(Extracted records)

****************************************

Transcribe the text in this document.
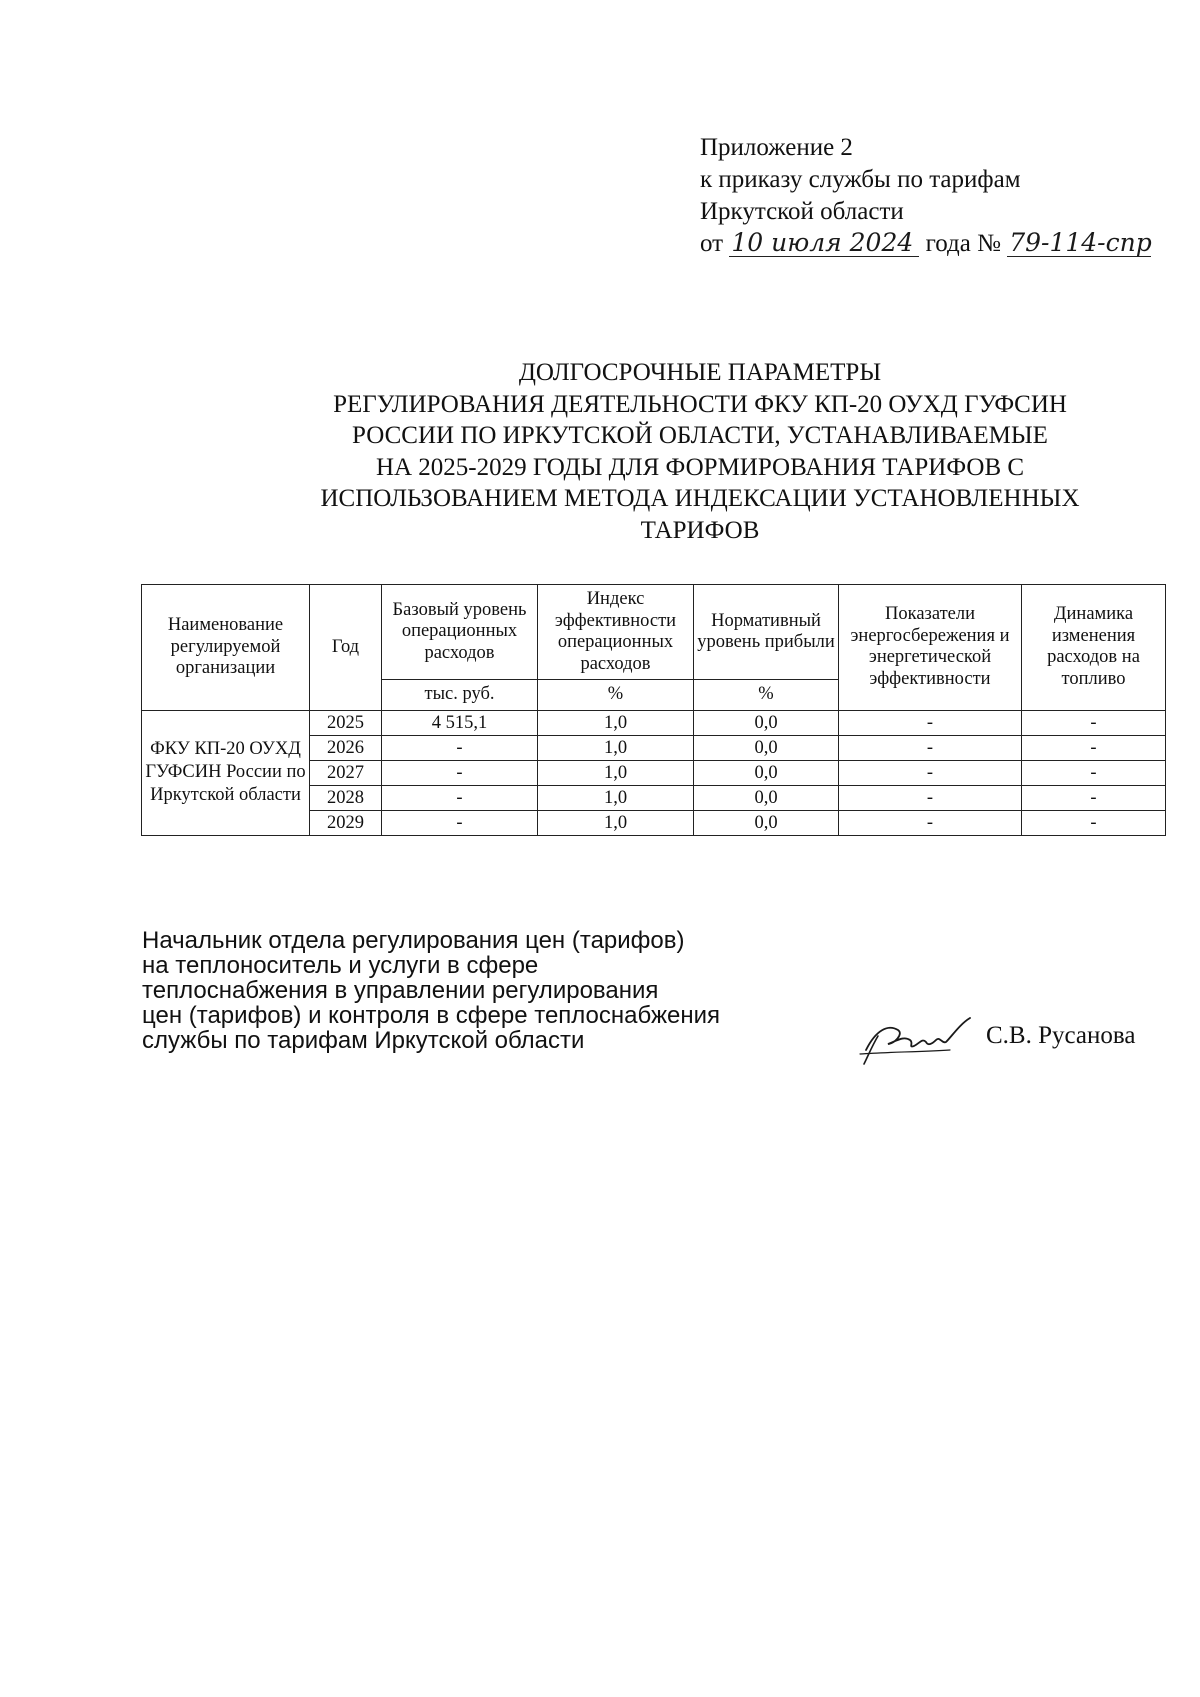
Приложение 2
к приказу службы по тарифам
Иркутской области
от 10 июля 2024 года № 79-114-спр
ДОЛГОСРОЧНЫЕ ПАРАМЕТРЫ
РЕГУЛИРОВАНИЯ ДЕЯТЕЛЬНОСТИ ФКУ КП-20 ОУХД ГУФСИН
РОССИИ ПО ИРКУТСКОЙ ОБЛАСТИ, УСТАНАВЛИВАЕМЫЕ
НА 2025-2029 ГОДЫ ДЛЯ ФОРМИРОВАНИЯ ТАРИФОВ С
ИСПОЛЬЗОВАНИЕМ МЕТОДА ИНДЕКСАЦИИ УСТАНОВЛЕННЫХ
ТАРИФОВ
Наименование регулируемой организации	Год	Базовый уровень операционных расходов	Индекс эффективности операционных расходов	Нормативный уровень прибыли	Показатели энергосбережения и энергетической эффективности	Динамика изменения расходов на топливо
		тыс. руб.	%	%		
ФКУ КП-20 ОУХД ГУФСИН России по Иркутской области	2025	4 515,1	1,0	0,0	-	-
	2026	-	1,0	0,0	-	-
	2027	-	1,0	0,0	-	-
	2028	-	1,0	0,0	-	-
	2029	-	1,0	0,0	-	-
Начальник отдела регулирования цен (тарифов)
на теплоноситель и услуги в сфере
теплоснабжения в управлении регулирования
цен (тарифов) и контроля в сфере теплоснабжения
службы по тарифам Иркутской области	С.В. Русанова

****************************************

→ Work to complete: Keep the pictures out of the copy and return the rest of the data above exactly.

→ Task result:
Transcribe the text in this document.
Приложение 2
к приказу службы по тарифам
Иркутской области
от 10 июля 2024 года № 79-114-спр
ДОЛГОСРОЧНЫЕ ПАРАМЕТРЫ
РЕГУЛИРОВАНИЯ ДЕЯТЕЛЬНОСТИ ФКУ КП-20 ОУХД ГУФСИН
РОССИИ ПО ИРКУТСКОЙ ОБЛАСТИ, УСТАНАВЛИВАЕМЫЕ
НА 2025-2029 ГОДЫ ДЛЯ ФОРМИРОВАНИЯ ТАРИФОВ С
ИСПОЛЬЗОВАНИЕМ МЕТОДА ИНДЕКСАЦИИ УСТАНОВЛЕННЫХ
ТАРИФОВ
Наименование регулируемой организации	Год	Базовый уровень операционных расходов	Индекс эффективности операционных расходов	Нормативный уровень прибыли	Показатели энергосбережения и энергетической эффективности	Динамика изменения расходов на топливо
		тыс. руб.	%	%		
ФКУ КП-20 ОУХД ГУФСИН России по Иркутской области	2025	4 515,1	1,0	0,0	-	-
	2026	-	1,0	0,0	-	-
	2027	-	1,0	0,0	-	-
	2028	-	1,0	0,0	-	-
	2029	-	1,0	0,0	-	-
Начальник отдела регулирования цен (тарифов)
на теплоноситель и услуги в сфере
теплоснабжения в управлении регулирования
цен (тарифов) и контроля в сфере теплоснабжения
службы по тарифам Иркутской области	С.В. Русанова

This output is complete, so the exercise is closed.